DIRECTION: From the listing below, pick out each line with the word "book".

::: EXERCISE MATERIALS

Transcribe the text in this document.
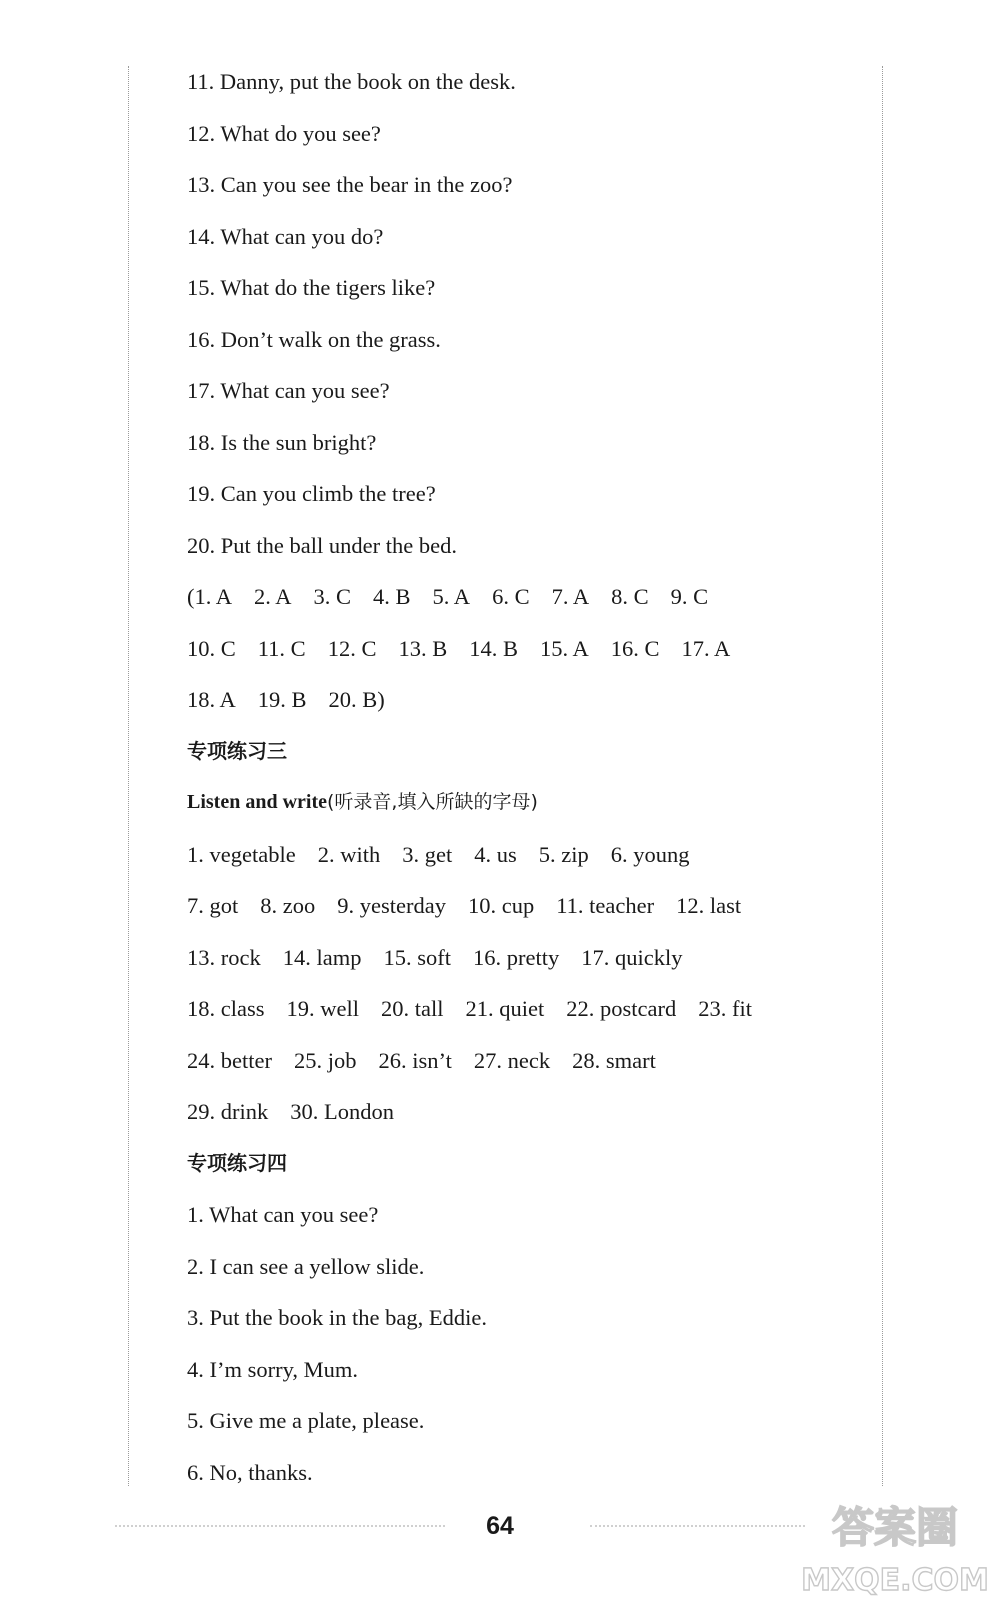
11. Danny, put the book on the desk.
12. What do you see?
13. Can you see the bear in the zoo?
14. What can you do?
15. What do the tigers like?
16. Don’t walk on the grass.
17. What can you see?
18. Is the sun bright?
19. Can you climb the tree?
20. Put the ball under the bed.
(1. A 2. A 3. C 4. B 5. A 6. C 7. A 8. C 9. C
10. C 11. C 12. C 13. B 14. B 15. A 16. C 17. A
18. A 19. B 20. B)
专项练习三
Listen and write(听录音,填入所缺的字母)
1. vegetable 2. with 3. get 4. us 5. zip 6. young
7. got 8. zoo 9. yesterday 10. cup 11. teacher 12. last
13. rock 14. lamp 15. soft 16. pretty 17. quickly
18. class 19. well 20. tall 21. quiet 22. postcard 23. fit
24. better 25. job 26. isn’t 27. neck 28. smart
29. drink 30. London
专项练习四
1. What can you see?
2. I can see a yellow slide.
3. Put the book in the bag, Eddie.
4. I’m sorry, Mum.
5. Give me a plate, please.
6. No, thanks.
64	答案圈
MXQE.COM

::::::

TASK SOLUTION:
11. Danny, put the book on the desk.
3. Put the book in the bag, Eddie.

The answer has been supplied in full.